Records from a collection
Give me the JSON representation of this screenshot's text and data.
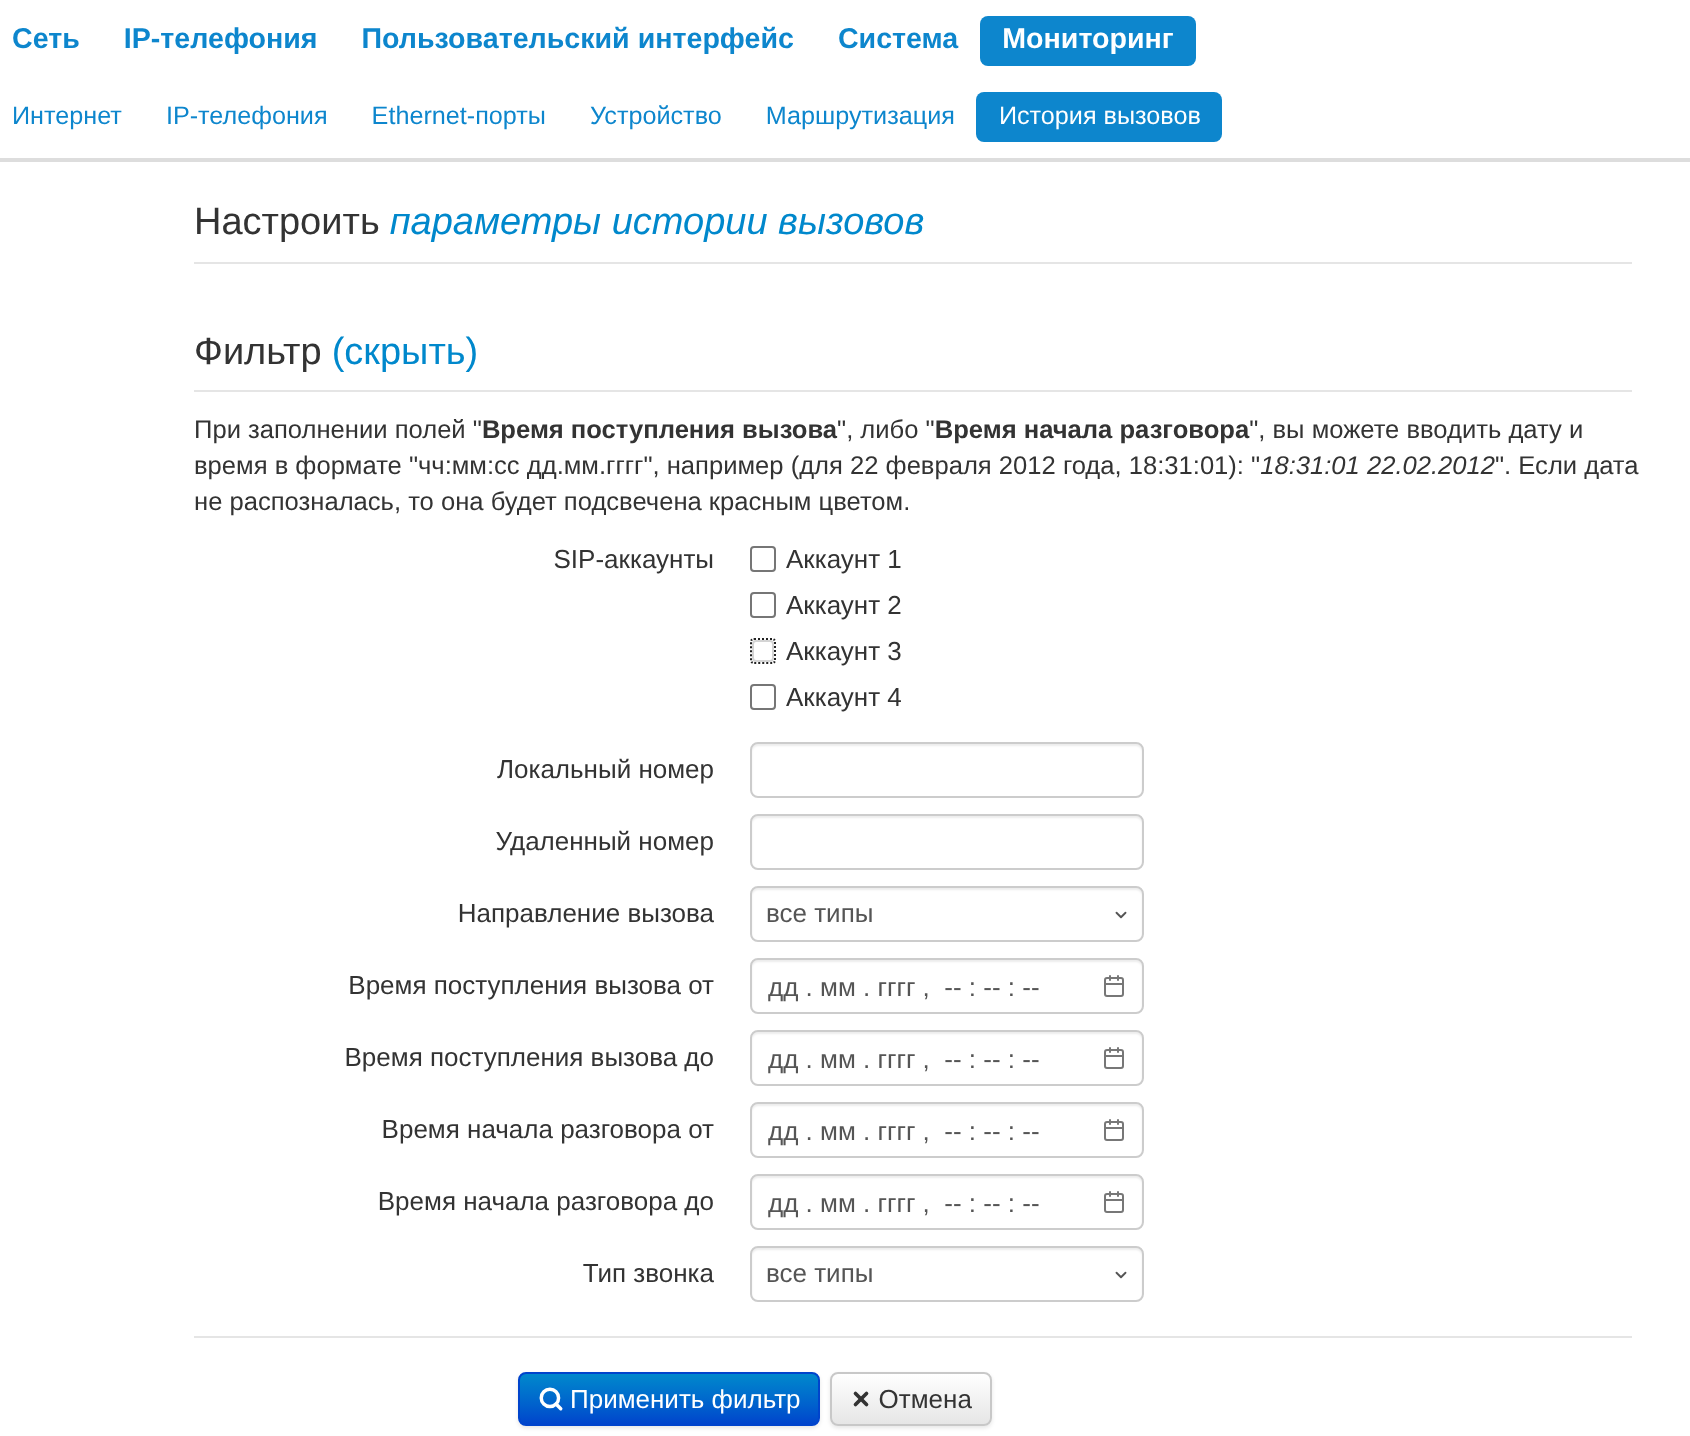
{
  "nav": {
    "main_tabs": [
      {
        "label": "Сеть",
        "selected": false
      },
      {
        "label": "IP-телефония",
        "selected": false
      },
      {
        "label": "Пользовательский интерфейс",
        "selected": false
      },
      {
        "label": "Система",
        "selected": false
      },
      {
        "label": "Мониторинг",
        "selected": true
      }
    ],
    "sub_tabs": [
      {
        "label": "Интернет",
        "selected": false
      },
      {
        "label": "IP-телефония",
        "selected": false
      },
      {
        "label": "Ethernet-порты",
        "selected": false
      },
      {
        "label": "Устройство",
        "selected": false
      },
      {
        "label": "Маршрутизация",
        "selected": false
      },
      {
        "label": "История вызовов",
        "selected": true
      }
    ]
  },
  "settings_heading": {
    "text": "Настроить",
    "link": "параметры истории вызовов"
  },
  "filter": {
    "title": "Фильтр",
    "hide_link": "(скрыть)",
    "hint": "При заполнении полей \"**Время поступления вызова**\", либо \"**Время начала разговора**\", вы можете вводить дату и время в формате \"чч:мм:сс дд.мм.гггг\", например (для 22 февраля 2012 года, 18:31:01): \"*18:31:01 22.02.2012*\". Если дата не распозналась, то она будет подсвечена красным цветом.",
    "fields": [
      {
        "kind": "checkboxes",
        "label": "SIP-аккаунты",
        "options": [
          {
            "label": "Аккаунт 1",
            "checked": false,
            "focused": false
          },
          {
            "label": "Аккаунт 2",
            "checked": false,
            "focused": false
          },
          {
            "label": "Аккаунт 3",
            "checked": false,
            "focused": true
          },
          {
            "label": "Аккаунт 4",
            "checked": false,
            "focused": false
          }
        ]
      },
      {
        "kind": "text",
        "label": "Локальный номер"
      },
      {
        "kind": "text",
        "label": "Удаленный номер"
      },
      {
        "kind": "select",
        "label": "Направление вызова",
        "value": "все типы"
      },
      {
        "kind": "datetime",
        "label": "Время поступления вызова от",
        "placeholder": "дд . мм . гггг ,  -- : -- : --"
      },
      {
        "kind": "datetime",
        "label": "Время поступления вызова до",
        "placeholder": "дд . мм . гггг ,  -- : -- : --"
      },
      {
        "kind": "datetime",
        "label": "Время начала разговора от",
        "placeholder": "дд . мм . гггг ,  -- : -- : --"
      },
      {
        "kind": "datetime",
        "label": "Время начала разговора до",
        "placeholder": "дд . мм . гггг ,  -- : -- : --"
      },
      {
        "kind": "select",
        "label": "Тип звонка",
        "value": "все типы"
      }
    ]
  },
  "buttons": [
    {
      "kind": "apply",
      "label": "Применить фильтр"
    },
    {
      "kind": "cancel",
      "label": "Отмена"
    }
  ]
}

▶ EXERCISE PROMPT: Skip the pictures and print each record exactly as it stands.

▶ ANSWER TO THIS EXERCISE:
Give me the JSON representation of this screenshot's text and data.
{
  "nav": {
    "main_tabs": [
      {
        "label": "Сеть",
        "selected": false
      },
      {
        "label": "IP-телефония",
        "selected": false
      },
      {
        "label": "Пользовательский интерфейс",
        "selected": false
      },
      {
        "label": "Система",
        "selected": false
      },
      {
        "label": "Мониторинг",
        "selected": true
      }
    ],
    "sub_tabs": [
      {
        "label": "Интернет",
        "selected": false
      },
      {
        "label": "IP-телефония",
        "selected": false
      },
      {
        "label": "Ethernet-порты",
        "selected": false
      },
      {
        "label": "Устройство",
        "selected": false
      },
      {
        "label": "Маршрутизация",
        "selected": false
      },
      {
        "label": "История вызовов",
        "selected": true
      }
    ]
  },
  "settings_heading": {
    "text": "Настроить",
    "link": "параметры истории вызовов"
  },
  "filter": {
    "title": "Фильтр",
    "hide_link": "(скрыть)",
    "hint": "При заполнении полей \"**Время поступления вызова**\", либо \"**Время начала разговора**\", вы можете вводить дату и время в формате \"чч:мм:сс дд.мм.гггг\", например (для 22 февраля 2012 года, 18:31:01): \"*18:31:01 22.02.2012*\". Если дата не распозналась, то она будет подсвечена красным цветом.",
    "fields": [
      {
        "kind": "checkboxes",
        "label": "SIP-аккаунты",
        "options": [
          {
            "label": "Аккаунт 1",
            "checked": false,
            "focused": false
          },
          {
            "label": "Аккаунт 2",
            "checked": false,
            "focused": false
          },
          {
            "label": "Аккаунт 3",
            "checked": false,
            "focused": true
          },
          {
            "label": "Аккаунт 4",
            "checked": false,
            "focused": false
          }
        ]
      },
      {
        "kind": "text",
        "label": "Локальный номер"
      },
      {
        "kind": "text",
        "label": "Удаленный номер"
      },
      {
        "kind": "select",
        "label": "Направление вызова",
        "value": "все типы"
      },
      {
        "kind": "datetime",
        "label": "Время поступления вызова от",
        "placeholder": "дд . мм . гггг ,  -- : -- : --"
      },
      {
        "kind": "datetime",
        "label": "Время поступления вызова до",
        "placeholder": "дд . мм . гггг ,  -- : -- : --"
      },
      {
        "kind": "datetime",
        "label": "Время начала разговора от",
        "placeholder": "дд . мм . гггг ,  -- : -- : --"
      },
      {
        "kind": "datetime",
        "label": "Время начала разговора до",
        "placeholder": "дд . мм . гггг ,  -- : -- : --"
      },
      {
        "kind": "select",
        "label": "Тип звонка",
        "value": "все типы"
      }
    ]
  },
  "buttons": [
    {
      "kind": "apply",
      "label": "Применить фильтр"
    },
    {
      "kind": "cancel",
      "label": "Отмена"
    }
  ]
}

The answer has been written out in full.